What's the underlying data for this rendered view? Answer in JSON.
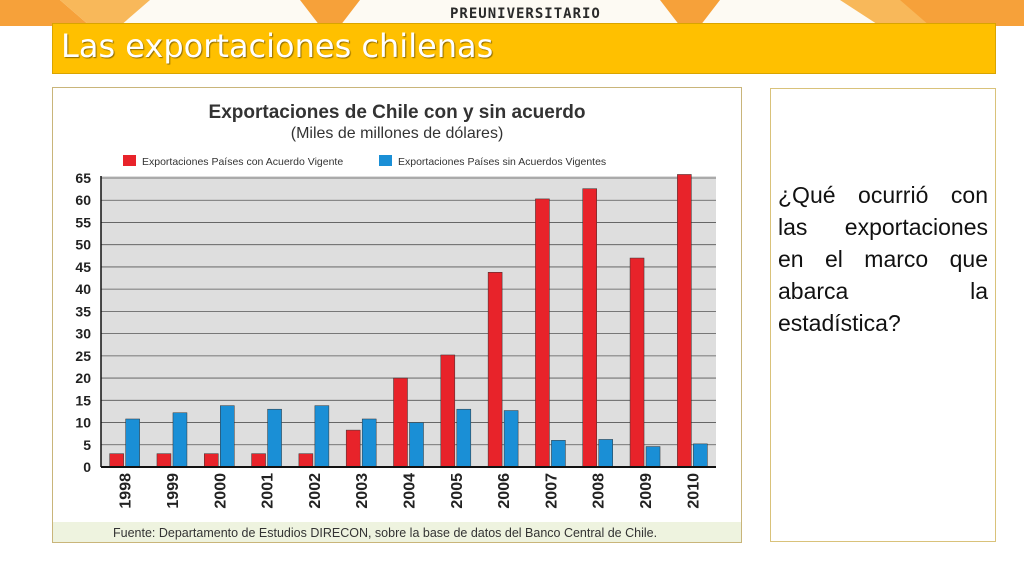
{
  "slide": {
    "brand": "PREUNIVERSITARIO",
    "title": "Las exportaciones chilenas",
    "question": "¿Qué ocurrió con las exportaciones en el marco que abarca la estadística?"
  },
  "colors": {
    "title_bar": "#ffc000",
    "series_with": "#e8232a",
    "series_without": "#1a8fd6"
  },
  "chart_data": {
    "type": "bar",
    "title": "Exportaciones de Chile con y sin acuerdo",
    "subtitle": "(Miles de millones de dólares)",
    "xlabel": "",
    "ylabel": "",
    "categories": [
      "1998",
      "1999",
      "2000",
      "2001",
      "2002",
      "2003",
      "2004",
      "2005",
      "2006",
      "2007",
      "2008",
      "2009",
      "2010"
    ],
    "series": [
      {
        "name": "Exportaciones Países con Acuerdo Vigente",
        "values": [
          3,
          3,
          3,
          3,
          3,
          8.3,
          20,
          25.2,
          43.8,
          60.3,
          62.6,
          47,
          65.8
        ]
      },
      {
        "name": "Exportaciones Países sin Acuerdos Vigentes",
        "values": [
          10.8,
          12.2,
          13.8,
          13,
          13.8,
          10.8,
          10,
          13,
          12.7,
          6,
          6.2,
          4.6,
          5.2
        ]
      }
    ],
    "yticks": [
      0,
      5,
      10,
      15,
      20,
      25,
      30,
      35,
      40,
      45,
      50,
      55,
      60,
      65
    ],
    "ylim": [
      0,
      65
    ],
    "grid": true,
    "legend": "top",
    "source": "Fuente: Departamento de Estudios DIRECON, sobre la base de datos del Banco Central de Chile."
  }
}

================

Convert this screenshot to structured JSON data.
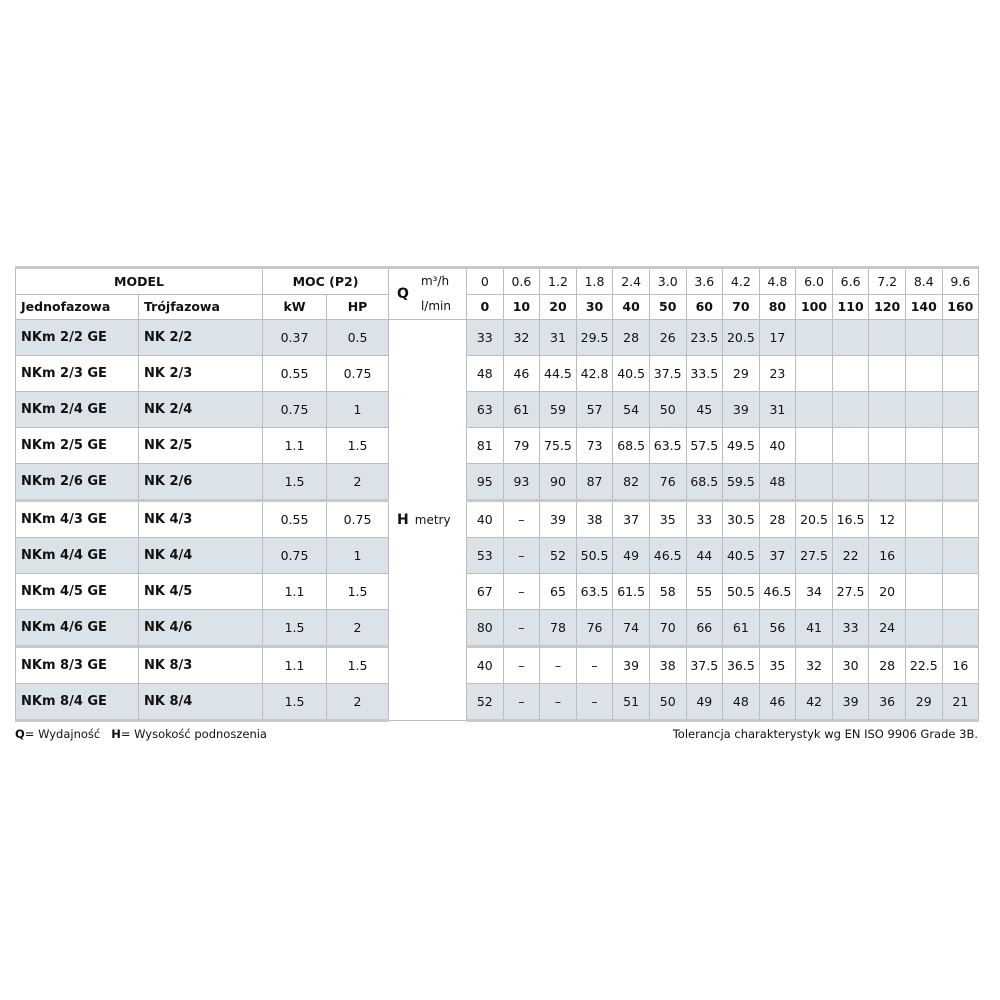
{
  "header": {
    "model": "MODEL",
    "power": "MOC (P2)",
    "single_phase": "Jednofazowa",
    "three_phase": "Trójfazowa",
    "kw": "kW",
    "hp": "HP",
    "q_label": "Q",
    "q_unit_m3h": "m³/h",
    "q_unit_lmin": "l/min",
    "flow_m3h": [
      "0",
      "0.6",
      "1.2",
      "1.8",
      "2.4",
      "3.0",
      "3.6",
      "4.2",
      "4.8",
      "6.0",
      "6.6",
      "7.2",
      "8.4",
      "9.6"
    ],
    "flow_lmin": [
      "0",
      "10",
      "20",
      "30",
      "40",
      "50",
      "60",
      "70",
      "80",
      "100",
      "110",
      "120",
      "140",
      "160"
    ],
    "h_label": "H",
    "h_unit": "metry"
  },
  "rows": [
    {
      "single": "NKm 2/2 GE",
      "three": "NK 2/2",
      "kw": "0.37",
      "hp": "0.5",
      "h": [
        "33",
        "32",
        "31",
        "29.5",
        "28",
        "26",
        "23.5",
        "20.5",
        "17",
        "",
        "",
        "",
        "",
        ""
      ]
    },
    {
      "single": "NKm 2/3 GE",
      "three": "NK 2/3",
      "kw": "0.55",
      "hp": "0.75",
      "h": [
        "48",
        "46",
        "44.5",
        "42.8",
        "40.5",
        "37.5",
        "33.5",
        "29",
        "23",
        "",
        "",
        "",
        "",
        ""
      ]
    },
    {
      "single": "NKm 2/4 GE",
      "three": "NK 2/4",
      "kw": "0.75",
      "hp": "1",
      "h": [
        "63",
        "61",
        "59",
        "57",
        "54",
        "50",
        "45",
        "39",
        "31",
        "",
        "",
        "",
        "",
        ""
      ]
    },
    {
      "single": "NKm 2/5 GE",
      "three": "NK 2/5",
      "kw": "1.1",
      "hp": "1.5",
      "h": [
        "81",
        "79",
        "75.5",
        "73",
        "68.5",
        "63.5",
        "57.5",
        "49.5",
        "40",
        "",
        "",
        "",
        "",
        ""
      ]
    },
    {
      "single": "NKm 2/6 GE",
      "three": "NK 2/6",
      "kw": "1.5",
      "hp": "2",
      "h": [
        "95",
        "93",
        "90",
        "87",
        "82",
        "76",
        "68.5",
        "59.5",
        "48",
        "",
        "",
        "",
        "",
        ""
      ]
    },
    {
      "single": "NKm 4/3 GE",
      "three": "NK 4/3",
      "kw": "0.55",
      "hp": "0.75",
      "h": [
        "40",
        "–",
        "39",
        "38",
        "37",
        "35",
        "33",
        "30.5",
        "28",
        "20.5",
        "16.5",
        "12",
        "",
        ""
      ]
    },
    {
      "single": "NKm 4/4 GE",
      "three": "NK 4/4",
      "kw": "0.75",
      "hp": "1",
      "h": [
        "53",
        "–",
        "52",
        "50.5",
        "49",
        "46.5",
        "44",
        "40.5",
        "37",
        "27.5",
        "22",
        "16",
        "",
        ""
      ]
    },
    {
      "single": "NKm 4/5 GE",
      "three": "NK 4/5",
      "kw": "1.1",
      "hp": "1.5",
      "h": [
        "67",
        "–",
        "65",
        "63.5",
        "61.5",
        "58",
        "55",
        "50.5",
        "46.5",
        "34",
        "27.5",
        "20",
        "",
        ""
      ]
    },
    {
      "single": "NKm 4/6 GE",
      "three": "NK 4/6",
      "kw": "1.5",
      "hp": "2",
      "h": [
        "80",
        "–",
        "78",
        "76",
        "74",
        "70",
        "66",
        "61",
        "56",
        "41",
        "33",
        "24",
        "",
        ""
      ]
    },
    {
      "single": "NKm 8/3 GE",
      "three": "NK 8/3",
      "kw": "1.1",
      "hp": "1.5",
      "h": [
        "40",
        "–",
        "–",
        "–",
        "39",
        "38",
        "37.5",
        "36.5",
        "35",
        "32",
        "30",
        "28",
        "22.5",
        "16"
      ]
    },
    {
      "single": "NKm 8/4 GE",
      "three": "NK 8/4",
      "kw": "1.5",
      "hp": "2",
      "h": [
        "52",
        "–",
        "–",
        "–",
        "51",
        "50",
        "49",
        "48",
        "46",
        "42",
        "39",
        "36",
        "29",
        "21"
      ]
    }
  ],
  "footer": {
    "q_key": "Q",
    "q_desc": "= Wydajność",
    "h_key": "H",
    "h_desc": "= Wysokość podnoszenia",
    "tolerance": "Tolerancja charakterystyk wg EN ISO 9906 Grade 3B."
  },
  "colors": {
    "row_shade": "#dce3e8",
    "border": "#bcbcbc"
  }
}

================

- Set task -
In the entries above, find lines with "name" and copy each.

- Finished task -
        "name": "Exportaciones Países con Acuerdo Vigente",
        "name": "Exportaciones Países sin Acuerdos Vigentes",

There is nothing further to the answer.